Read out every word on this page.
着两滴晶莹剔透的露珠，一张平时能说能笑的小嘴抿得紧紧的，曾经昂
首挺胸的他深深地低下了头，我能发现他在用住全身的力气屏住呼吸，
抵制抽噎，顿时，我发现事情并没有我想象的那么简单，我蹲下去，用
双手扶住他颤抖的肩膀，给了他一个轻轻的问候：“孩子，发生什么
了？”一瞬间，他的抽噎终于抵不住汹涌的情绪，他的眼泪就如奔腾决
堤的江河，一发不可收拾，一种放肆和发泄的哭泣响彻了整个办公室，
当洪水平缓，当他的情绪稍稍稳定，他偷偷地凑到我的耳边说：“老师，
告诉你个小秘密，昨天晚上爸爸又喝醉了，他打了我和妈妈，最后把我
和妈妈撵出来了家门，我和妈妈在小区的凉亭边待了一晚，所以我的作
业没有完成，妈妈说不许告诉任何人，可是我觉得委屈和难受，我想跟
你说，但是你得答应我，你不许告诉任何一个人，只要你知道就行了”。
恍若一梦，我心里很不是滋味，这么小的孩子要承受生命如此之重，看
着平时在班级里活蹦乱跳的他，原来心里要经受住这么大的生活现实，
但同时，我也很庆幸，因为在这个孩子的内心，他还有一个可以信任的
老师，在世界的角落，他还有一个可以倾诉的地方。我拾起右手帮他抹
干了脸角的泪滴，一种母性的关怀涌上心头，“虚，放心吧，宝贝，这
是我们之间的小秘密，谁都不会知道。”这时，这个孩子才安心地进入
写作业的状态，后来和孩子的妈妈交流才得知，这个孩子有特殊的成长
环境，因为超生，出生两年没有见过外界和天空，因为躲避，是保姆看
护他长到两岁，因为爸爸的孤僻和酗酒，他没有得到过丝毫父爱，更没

┄┄┄┄┄┄┄┄┄┄

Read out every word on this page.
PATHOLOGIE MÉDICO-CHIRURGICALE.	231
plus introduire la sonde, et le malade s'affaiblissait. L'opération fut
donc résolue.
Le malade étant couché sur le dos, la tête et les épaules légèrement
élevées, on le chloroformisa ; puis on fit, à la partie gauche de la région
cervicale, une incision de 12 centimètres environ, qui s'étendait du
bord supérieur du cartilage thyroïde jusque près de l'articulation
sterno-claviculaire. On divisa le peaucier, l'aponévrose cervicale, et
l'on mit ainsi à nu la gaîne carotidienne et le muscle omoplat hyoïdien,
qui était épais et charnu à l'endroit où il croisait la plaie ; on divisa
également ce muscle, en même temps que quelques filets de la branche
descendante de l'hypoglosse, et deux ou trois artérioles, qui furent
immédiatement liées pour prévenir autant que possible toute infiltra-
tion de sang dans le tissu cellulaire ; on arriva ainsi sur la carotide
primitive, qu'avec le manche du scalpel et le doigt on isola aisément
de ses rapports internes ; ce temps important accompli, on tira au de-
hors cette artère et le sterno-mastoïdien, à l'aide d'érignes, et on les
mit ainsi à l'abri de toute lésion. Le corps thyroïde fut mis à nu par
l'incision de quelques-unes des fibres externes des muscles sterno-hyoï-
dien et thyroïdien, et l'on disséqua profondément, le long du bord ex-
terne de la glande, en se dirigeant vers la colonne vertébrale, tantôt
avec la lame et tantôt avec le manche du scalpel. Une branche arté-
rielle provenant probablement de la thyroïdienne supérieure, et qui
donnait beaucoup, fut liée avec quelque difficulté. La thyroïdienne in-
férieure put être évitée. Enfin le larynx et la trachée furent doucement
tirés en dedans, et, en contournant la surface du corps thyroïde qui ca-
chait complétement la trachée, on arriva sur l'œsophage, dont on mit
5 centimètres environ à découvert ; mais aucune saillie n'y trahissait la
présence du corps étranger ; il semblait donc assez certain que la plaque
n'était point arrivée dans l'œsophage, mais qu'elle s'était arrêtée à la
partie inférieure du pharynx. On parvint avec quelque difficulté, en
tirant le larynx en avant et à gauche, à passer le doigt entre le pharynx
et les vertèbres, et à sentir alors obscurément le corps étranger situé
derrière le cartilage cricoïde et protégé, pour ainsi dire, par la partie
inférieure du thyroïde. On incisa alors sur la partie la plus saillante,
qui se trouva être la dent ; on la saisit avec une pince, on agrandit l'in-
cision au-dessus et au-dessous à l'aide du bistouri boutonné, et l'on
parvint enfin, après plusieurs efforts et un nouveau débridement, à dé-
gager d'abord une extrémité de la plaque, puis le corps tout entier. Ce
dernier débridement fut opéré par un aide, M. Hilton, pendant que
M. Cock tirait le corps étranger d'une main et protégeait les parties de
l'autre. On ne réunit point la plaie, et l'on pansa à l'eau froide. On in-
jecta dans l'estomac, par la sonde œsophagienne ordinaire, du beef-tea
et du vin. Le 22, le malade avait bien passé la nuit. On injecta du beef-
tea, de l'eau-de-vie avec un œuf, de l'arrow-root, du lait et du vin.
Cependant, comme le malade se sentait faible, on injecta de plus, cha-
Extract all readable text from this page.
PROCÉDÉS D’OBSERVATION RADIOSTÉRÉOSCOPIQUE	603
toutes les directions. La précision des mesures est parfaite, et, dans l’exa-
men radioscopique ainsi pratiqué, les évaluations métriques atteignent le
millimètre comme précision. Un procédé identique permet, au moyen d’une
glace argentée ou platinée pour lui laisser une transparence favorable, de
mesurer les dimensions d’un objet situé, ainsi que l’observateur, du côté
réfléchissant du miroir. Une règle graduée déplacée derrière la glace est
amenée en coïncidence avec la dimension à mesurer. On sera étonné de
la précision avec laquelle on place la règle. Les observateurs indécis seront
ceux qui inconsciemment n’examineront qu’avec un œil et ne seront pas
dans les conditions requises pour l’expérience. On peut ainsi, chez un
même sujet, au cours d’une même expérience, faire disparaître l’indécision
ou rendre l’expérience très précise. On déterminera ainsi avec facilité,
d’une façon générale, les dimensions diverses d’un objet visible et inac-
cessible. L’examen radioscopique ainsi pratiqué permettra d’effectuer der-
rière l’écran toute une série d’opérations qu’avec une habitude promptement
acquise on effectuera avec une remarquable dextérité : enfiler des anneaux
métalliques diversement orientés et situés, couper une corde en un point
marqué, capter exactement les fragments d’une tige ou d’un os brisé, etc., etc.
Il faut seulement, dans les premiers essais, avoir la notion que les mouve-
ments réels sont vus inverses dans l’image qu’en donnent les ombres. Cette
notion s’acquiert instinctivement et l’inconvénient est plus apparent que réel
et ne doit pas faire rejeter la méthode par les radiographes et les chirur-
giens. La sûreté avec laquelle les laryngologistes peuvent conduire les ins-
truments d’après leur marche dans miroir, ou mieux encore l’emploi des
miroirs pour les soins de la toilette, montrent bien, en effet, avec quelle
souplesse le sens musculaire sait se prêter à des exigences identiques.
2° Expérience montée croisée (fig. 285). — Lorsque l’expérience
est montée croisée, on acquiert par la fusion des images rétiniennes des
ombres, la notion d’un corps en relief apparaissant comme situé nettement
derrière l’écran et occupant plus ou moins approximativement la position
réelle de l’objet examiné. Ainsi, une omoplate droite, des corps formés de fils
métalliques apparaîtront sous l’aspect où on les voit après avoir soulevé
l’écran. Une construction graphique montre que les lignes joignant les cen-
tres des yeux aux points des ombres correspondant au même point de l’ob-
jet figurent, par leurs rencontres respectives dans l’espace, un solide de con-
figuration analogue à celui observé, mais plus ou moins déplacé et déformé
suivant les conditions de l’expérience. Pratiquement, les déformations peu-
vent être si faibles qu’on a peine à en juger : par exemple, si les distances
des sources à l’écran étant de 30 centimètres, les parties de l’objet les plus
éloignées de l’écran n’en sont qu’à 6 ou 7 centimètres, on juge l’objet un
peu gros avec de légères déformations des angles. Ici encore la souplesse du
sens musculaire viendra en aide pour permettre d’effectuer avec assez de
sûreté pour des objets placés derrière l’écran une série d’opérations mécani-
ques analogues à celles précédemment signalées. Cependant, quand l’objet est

┄┄┄┄┄┄┄┄┄┄

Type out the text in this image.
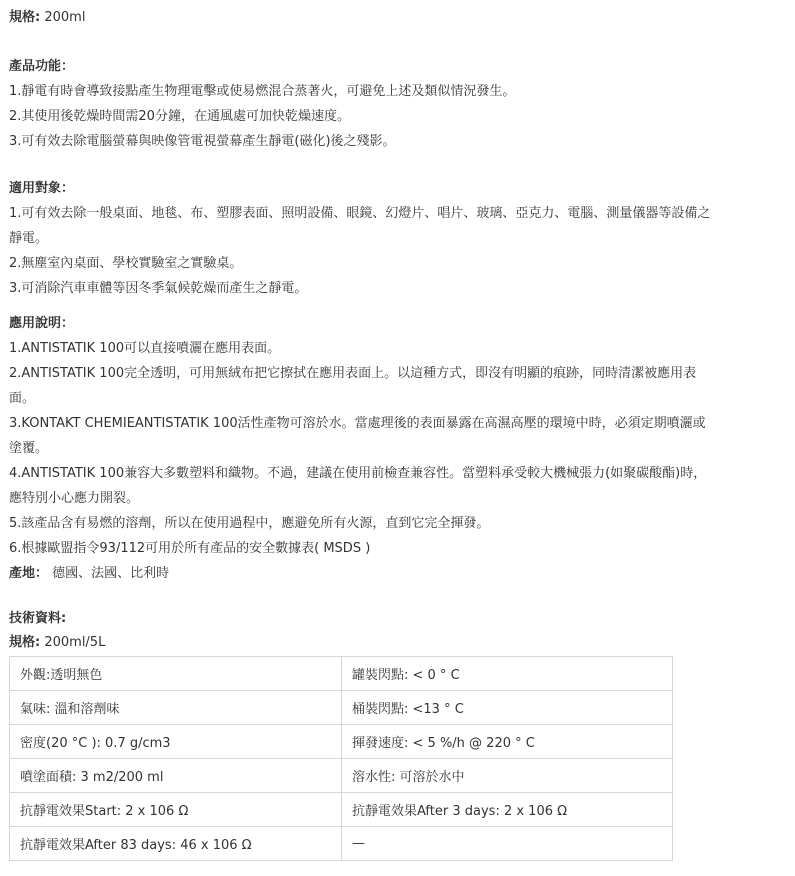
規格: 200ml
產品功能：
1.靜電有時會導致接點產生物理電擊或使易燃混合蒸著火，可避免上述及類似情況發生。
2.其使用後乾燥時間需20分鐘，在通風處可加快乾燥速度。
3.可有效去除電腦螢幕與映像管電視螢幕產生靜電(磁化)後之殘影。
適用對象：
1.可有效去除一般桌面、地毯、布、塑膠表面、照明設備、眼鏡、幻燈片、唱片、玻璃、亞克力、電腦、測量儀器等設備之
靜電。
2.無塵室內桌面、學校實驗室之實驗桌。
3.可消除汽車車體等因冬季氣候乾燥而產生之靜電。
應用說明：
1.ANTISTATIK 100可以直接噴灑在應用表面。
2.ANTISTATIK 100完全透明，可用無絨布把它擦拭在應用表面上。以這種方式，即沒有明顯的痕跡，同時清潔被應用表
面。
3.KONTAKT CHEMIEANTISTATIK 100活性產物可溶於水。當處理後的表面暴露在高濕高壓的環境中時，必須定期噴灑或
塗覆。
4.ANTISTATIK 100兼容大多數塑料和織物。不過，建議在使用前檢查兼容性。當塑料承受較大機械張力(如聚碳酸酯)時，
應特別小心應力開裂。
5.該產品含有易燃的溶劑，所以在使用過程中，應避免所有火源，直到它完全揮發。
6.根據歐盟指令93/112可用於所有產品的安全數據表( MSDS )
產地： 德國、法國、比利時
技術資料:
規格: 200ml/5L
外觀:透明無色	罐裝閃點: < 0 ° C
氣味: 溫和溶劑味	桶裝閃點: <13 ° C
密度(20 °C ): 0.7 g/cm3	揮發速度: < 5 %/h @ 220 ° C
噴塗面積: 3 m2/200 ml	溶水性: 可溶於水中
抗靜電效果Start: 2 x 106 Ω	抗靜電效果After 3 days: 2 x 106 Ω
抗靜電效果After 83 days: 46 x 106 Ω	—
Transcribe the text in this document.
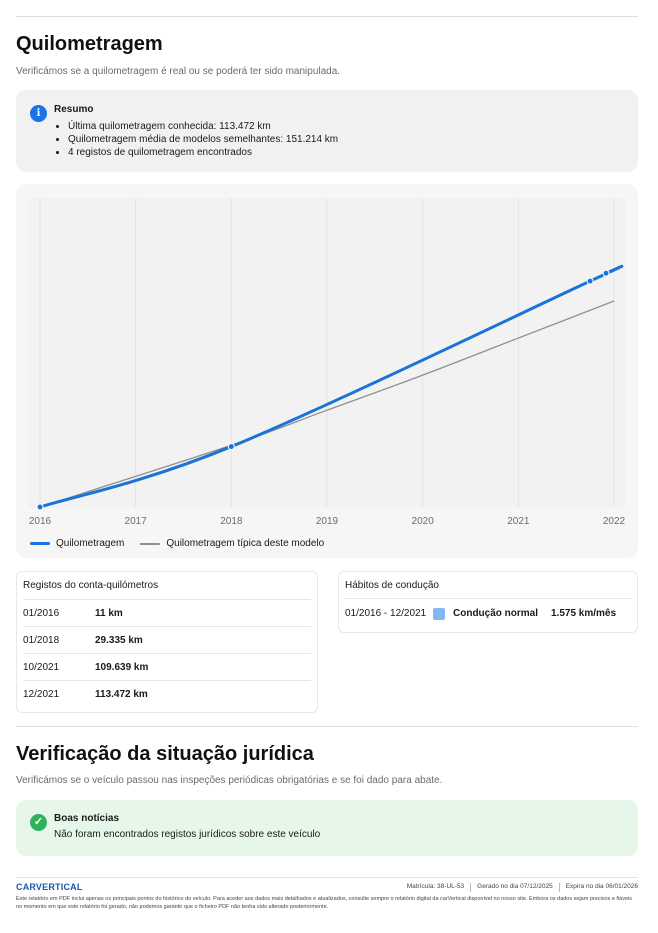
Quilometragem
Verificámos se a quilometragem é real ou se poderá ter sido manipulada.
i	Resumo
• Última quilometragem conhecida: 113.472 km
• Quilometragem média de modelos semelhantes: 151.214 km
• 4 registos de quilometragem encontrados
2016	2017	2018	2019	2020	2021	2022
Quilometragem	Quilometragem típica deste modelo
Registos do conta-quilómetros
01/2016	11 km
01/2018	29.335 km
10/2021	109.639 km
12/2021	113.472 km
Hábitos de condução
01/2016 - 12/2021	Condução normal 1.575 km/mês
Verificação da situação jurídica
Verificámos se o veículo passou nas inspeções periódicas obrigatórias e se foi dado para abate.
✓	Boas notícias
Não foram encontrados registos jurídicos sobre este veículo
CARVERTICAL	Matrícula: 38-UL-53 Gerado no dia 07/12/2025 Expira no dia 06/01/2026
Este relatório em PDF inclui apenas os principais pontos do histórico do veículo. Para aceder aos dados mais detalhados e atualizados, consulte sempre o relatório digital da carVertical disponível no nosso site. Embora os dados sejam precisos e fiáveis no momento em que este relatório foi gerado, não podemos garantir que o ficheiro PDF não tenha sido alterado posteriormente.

┄┄┄┄┄┄┄┄┄┄

• _Exercise aim_
State the count of lines holding the string "était" in the listing above, and nothing else.

• _Complete response_
2